▶ **EXERCISE**:
Your task is to copy each line that has the word "JSON".

[Dataset records]
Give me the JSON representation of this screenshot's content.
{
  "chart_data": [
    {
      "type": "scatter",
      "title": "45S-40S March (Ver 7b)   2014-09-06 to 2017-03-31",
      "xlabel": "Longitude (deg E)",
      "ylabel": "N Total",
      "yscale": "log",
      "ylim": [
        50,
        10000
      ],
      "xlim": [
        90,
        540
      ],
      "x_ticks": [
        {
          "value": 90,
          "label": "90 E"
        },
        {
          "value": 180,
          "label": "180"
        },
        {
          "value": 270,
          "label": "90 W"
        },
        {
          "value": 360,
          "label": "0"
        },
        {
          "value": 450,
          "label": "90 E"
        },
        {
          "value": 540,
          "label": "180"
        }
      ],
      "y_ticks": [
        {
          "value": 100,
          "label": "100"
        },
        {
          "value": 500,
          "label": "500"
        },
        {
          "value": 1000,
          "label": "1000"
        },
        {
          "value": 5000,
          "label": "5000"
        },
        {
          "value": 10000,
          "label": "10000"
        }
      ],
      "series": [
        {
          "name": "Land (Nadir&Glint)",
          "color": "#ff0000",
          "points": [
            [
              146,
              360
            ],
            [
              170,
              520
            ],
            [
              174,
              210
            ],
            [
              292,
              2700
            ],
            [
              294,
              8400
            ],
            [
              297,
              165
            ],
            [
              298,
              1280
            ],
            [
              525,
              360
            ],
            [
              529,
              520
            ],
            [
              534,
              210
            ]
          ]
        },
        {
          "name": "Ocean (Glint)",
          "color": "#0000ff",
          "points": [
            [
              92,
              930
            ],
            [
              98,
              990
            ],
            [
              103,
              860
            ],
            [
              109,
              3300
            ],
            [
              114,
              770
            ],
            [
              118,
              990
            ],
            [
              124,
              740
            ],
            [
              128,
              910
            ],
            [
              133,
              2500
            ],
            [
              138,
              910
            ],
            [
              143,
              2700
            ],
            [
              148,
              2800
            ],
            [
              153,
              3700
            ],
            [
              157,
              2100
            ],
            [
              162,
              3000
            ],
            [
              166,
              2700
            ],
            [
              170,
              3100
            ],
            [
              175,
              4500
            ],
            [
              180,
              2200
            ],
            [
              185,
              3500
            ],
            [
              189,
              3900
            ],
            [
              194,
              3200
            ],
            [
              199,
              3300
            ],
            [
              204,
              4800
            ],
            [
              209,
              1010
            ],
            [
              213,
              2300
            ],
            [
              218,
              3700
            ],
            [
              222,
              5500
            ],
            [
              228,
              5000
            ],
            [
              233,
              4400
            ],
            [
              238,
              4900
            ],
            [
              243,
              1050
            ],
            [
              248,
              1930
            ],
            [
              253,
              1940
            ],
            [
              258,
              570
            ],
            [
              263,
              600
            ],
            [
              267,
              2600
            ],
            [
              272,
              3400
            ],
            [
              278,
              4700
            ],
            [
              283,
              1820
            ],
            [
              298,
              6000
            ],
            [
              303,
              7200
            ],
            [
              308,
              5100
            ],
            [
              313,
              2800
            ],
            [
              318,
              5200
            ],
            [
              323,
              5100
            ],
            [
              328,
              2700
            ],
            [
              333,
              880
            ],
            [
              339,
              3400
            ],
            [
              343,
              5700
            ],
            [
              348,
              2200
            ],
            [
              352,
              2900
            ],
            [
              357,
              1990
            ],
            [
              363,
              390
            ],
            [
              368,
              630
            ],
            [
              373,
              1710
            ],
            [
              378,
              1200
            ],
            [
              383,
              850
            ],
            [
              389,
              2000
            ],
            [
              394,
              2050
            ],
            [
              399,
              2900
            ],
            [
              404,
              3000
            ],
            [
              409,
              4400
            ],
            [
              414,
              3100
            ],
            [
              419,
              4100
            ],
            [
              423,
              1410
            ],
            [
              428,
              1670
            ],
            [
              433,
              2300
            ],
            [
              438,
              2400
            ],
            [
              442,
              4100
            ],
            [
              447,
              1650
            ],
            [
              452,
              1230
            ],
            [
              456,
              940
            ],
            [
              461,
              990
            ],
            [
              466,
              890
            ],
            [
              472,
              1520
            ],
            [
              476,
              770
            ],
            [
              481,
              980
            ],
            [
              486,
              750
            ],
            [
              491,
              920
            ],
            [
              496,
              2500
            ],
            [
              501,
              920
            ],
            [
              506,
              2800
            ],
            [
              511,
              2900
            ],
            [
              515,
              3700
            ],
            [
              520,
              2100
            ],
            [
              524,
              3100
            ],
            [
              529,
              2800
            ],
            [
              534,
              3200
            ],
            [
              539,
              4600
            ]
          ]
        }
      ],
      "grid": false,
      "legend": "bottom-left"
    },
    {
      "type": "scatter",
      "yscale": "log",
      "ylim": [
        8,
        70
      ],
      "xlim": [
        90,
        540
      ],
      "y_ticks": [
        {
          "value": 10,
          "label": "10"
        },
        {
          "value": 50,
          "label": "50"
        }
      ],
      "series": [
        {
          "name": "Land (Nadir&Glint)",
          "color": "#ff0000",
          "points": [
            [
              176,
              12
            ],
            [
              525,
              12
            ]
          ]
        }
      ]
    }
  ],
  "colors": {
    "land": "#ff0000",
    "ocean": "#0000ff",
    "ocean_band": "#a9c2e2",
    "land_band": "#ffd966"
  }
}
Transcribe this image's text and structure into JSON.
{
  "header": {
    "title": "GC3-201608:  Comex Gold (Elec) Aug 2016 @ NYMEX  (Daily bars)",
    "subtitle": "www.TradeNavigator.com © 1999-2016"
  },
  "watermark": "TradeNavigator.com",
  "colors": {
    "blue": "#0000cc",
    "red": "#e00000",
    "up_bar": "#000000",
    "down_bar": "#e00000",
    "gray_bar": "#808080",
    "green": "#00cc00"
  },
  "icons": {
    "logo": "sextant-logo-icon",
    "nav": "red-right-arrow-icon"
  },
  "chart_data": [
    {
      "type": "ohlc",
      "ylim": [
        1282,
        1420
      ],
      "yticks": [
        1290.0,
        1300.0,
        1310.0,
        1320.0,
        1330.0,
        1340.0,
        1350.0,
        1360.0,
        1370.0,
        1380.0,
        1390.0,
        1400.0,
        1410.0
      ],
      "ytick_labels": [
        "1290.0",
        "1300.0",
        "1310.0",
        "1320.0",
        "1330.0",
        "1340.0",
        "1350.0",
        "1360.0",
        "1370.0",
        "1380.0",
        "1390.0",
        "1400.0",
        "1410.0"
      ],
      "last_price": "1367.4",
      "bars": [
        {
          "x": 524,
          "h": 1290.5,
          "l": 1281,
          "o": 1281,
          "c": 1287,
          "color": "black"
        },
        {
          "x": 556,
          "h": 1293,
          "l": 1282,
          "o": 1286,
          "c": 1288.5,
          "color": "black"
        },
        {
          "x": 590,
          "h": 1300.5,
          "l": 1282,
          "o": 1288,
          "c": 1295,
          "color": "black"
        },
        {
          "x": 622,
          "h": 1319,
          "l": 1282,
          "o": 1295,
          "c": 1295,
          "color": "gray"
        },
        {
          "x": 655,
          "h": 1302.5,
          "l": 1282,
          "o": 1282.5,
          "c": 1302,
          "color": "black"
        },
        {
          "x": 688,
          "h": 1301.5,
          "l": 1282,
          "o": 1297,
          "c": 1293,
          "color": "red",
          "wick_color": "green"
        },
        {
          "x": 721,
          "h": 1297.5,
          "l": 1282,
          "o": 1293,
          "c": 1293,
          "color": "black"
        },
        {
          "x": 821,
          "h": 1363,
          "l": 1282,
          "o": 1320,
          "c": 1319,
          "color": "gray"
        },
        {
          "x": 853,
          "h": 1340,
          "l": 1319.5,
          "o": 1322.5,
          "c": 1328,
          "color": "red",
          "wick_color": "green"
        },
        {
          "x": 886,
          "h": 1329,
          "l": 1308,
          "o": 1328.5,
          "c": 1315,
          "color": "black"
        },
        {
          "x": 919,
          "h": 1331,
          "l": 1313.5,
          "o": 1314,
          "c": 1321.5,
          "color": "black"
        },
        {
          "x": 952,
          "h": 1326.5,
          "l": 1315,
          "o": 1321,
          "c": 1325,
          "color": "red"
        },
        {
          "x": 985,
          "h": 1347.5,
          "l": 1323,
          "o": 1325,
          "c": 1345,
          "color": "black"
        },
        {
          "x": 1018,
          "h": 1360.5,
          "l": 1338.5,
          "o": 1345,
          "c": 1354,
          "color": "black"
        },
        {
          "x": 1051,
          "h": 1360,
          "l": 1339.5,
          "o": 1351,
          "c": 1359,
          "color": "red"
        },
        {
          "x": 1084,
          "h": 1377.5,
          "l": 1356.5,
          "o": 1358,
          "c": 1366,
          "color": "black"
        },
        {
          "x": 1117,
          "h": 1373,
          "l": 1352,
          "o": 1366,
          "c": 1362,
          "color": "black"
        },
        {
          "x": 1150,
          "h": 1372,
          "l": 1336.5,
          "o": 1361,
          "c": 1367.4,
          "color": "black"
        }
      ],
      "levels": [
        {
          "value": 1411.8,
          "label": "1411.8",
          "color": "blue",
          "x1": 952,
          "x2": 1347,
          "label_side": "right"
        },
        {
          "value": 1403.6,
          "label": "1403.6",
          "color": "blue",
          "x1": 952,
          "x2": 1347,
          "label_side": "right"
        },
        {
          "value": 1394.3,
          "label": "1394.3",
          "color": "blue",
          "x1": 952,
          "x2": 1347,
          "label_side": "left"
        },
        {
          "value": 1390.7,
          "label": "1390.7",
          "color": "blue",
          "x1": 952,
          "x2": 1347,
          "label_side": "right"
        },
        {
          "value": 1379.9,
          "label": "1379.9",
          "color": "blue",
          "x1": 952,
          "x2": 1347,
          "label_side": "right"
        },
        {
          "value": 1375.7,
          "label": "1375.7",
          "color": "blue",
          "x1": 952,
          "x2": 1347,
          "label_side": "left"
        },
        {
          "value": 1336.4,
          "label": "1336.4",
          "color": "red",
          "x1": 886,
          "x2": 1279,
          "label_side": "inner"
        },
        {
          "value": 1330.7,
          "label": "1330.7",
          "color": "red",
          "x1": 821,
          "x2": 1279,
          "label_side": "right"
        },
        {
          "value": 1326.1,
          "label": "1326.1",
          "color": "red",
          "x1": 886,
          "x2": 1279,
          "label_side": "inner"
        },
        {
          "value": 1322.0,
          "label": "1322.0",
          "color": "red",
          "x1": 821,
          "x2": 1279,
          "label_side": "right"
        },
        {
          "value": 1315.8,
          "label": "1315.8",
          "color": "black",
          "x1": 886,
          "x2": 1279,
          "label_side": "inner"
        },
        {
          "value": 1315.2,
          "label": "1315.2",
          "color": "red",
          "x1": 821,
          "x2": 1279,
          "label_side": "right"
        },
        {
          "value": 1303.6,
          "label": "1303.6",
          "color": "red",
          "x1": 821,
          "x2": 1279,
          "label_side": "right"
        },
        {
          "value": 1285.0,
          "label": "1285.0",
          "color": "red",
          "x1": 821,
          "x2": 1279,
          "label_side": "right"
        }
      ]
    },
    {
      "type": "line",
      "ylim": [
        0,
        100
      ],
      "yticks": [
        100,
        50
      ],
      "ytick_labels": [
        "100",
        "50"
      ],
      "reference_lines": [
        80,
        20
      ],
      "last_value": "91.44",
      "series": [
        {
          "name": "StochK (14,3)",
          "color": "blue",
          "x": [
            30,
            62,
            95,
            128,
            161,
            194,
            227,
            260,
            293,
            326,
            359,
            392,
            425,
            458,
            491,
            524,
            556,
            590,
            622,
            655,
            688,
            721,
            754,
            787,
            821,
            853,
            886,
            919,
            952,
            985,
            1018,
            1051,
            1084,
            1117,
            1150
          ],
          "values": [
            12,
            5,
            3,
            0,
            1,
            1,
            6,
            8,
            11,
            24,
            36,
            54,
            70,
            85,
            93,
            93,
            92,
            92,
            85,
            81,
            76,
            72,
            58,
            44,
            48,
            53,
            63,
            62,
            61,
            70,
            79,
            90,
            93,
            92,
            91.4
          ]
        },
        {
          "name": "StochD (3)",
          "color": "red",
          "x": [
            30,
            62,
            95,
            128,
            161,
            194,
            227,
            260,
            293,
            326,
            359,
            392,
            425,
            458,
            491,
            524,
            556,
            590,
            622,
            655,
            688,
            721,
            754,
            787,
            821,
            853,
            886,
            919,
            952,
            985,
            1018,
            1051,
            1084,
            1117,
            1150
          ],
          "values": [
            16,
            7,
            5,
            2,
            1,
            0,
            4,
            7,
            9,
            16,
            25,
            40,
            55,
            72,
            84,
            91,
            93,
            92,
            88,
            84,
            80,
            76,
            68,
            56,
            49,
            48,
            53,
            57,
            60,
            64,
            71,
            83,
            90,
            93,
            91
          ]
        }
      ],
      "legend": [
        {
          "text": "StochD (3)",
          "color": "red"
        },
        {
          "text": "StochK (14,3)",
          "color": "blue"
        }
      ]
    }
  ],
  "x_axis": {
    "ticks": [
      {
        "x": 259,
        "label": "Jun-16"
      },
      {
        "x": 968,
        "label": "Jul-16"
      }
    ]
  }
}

▶ **FULL ANSWER**:
Give me the JSON representation of this screenshot's content.
Transcribe this image's text and structure into JSON.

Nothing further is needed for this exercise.